▶ WHAT YOU NEED TO DO: Copy each line below in which the word "this" occurs.
Begin DATA SECTION
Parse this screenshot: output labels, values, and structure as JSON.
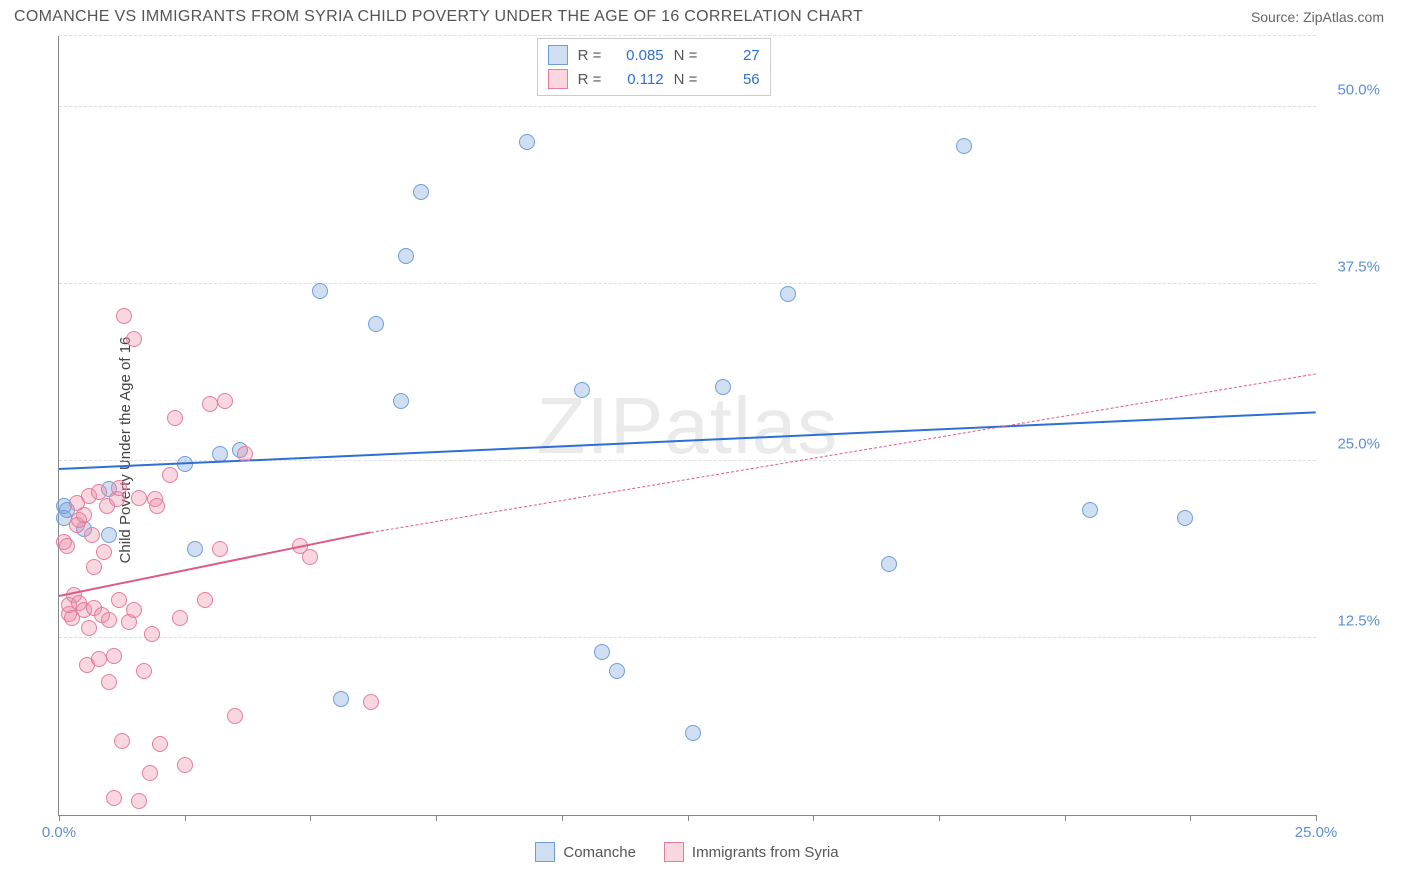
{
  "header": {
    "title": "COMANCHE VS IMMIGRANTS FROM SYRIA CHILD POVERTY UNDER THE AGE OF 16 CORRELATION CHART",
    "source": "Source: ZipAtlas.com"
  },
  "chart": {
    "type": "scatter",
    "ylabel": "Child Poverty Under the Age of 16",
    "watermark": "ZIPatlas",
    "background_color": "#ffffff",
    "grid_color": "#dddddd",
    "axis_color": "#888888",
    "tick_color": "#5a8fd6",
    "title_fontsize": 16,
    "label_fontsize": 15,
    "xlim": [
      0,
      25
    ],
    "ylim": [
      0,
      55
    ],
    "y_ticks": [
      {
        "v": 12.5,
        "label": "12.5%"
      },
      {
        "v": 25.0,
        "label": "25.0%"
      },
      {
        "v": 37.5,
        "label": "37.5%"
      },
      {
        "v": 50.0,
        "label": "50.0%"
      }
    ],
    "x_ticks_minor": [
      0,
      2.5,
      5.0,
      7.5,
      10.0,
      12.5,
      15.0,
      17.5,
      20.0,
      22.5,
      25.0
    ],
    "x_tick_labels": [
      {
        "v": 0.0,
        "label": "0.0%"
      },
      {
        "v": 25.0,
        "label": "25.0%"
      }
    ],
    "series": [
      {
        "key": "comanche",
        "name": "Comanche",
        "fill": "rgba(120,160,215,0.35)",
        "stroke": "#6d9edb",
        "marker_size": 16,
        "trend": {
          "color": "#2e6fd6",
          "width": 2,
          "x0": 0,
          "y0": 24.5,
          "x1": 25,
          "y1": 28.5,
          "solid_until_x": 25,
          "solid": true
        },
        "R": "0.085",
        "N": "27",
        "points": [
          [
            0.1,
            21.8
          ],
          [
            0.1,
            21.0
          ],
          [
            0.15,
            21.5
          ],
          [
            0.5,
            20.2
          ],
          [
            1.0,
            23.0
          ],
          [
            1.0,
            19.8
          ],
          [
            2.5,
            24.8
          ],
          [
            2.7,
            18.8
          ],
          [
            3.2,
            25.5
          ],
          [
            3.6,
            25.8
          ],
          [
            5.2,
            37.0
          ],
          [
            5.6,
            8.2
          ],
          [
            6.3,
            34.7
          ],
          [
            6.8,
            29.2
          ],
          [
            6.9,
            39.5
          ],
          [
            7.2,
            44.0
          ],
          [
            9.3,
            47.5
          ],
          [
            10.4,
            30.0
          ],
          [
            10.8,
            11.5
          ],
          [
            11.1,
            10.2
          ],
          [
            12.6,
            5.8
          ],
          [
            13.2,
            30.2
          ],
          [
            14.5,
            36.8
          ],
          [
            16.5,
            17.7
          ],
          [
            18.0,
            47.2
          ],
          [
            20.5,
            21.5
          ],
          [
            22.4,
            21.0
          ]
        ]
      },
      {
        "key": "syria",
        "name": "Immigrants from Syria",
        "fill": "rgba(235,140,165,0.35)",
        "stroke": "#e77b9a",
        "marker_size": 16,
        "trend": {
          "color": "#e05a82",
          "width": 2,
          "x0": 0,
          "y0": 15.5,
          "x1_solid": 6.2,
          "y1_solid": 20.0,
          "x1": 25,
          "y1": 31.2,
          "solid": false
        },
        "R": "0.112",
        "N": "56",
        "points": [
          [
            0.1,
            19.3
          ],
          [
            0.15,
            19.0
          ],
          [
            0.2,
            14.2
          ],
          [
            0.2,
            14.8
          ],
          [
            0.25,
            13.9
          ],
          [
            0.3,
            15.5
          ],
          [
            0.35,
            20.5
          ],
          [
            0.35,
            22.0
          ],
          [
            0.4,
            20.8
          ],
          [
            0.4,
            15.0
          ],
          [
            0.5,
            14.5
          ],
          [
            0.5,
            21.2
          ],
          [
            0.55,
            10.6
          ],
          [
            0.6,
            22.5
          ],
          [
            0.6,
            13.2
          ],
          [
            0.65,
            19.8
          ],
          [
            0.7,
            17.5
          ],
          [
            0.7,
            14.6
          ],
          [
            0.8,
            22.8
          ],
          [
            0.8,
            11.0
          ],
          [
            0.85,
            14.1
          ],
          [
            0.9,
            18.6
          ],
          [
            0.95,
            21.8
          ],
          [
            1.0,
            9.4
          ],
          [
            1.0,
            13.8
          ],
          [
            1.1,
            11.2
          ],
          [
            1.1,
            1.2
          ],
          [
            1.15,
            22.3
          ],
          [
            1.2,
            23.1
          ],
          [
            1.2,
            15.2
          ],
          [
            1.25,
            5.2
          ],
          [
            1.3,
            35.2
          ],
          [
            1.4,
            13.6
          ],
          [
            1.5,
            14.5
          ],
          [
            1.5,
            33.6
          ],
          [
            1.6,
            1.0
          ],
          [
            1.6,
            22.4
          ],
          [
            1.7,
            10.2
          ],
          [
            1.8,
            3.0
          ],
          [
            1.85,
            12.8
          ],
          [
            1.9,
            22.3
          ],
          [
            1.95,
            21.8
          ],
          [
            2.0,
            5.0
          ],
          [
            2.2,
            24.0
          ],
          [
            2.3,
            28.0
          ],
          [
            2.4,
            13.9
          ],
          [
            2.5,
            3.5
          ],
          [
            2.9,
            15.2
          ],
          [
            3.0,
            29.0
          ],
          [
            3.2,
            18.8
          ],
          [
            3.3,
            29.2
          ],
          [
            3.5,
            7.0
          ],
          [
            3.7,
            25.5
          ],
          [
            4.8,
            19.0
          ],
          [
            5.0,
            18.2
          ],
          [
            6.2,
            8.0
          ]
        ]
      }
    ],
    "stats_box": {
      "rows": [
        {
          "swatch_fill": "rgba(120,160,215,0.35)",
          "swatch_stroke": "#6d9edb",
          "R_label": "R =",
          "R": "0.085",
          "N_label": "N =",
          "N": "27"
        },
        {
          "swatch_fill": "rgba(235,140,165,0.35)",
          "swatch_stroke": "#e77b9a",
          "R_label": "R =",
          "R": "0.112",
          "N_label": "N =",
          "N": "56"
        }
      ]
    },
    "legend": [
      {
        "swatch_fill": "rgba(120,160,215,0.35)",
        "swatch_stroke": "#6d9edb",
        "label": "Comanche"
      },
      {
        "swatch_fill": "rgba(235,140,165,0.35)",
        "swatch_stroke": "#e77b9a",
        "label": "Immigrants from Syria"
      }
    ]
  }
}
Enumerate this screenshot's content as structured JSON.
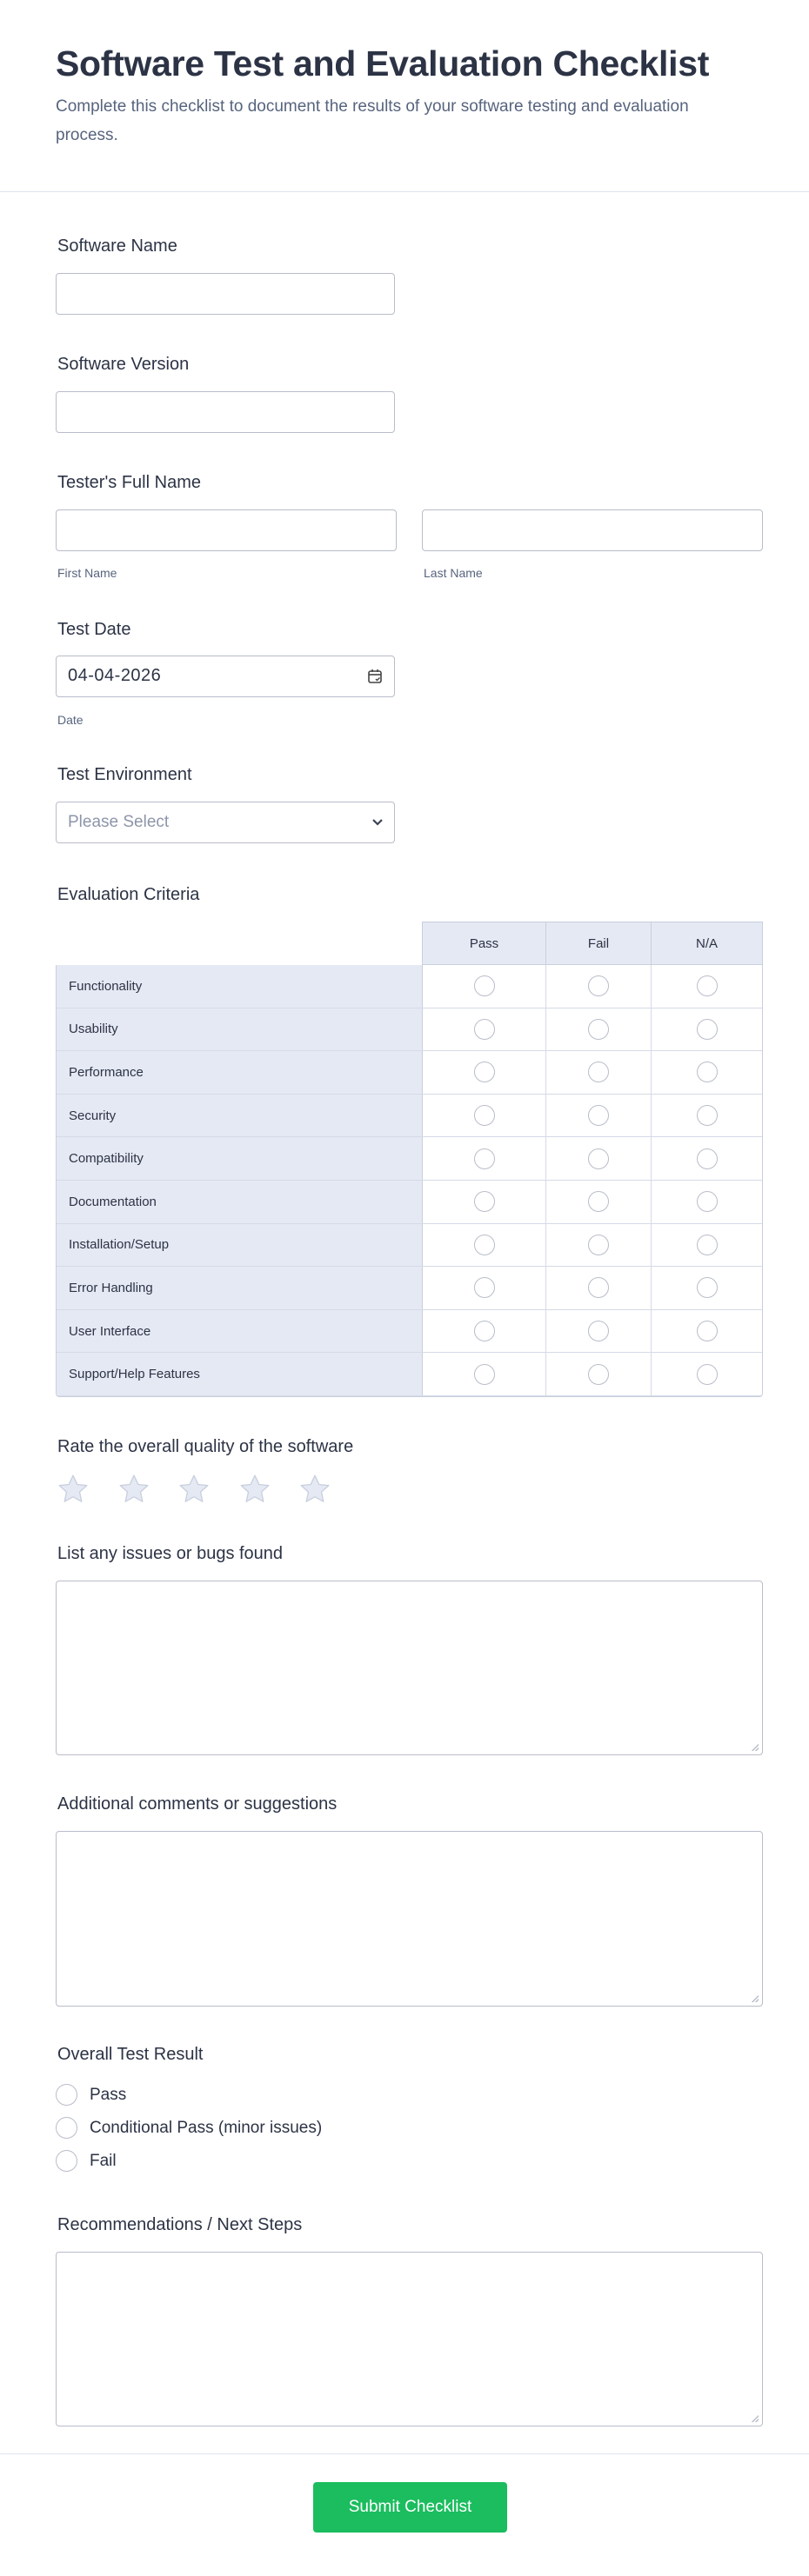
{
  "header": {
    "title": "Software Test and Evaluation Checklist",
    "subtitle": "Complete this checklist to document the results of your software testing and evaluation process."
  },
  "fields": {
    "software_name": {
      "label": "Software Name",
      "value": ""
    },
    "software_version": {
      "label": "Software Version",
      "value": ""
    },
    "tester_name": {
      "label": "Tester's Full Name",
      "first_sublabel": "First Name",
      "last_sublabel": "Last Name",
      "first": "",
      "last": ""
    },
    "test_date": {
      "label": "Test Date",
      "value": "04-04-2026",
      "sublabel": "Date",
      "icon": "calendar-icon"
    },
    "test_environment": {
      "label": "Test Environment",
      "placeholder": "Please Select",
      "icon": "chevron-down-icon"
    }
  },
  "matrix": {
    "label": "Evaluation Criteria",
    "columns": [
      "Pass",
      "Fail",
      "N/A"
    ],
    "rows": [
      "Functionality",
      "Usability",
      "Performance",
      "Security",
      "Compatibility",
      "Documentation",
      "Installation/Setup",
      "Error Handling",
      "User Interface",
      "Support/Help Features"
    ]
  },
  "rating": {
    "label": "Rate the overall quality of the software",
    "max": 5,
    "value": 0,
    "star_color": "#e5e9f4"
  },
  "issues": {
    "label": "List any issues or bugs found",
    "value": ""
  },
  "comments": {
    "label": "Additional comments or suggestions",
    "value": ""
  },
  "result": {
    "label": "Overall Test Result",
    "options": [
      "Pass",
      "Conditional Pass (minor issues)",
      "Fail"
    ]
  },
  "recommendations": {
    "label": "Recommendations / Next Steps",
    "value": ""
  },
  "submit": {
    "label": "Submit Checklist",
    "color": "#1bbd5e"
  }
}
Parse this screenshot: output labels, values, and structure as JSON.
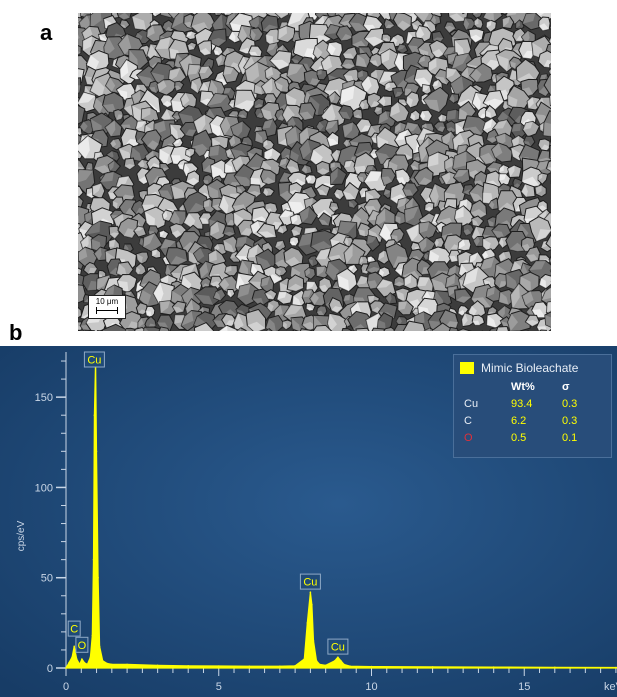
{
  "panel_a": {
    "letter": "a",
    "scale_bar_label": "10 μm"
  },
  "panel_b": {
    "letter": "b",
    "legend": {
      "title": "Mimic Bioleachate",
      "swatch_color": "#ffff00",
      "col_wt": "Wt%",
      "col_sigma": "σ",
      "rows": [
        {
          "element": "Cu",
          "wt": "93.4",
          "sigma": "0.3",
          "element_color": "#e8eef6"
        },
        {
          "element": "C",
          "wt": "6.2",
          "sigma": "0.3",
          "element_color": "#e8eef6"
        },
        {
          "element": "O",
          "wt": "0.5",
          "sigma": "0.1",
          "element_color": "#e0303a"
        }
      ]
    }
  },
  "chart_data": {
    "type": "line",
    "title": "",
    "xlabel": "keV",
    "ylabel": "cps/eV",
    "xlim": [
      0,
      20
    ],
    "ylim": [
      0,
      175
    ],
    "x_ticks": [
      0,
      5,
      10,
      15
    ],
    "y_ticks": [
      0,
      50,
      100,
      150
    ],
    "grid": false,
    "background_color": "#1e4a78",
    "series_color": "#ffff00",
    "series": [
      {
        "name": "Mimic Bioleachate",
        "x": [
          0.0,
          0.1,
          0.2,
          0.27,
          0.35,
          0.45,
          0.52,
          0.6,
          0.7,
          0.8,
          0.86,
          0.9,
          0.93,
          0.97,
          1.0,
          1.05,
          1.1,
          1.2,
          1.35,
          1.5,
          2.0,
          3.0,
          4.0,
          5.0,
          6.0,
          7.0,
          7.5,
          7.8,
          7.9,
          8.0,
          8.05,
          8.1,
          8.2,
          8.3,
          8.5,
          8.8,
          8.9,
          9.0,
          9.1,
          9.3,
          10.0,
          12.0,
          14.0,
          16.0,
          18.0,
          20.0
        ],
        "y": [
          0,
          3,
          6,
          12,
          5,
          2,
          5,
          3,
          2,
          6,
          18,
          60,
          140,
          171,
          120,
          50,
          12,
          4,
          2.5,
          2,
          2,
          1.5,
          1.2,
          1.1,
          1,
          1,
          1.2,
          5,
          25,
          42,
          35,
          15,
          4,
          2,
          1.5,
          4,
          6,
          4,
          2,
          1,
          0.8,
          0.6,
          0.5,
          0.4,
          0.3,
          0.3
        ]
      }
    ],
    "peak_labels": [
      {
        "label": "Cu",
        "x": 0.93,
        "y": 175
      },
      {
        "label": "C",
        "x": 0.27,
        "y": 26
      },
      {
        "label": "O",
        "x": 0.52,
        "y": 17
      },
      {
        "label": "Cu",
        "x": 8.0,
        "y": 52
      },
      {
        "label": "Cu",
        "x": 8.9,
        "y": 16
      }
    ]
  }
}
End DATA SECTION
▶ WORKED SOLUTION:
Parse this screenshot: output labels, values, and structure as JSON.
Enumerate this screenshot's content as structured JSON.
    "subtitle": "Complete this checklist to document the results of your software testing and evaluation process."
Parse this screenshot: output labels, values, and structure as JSON.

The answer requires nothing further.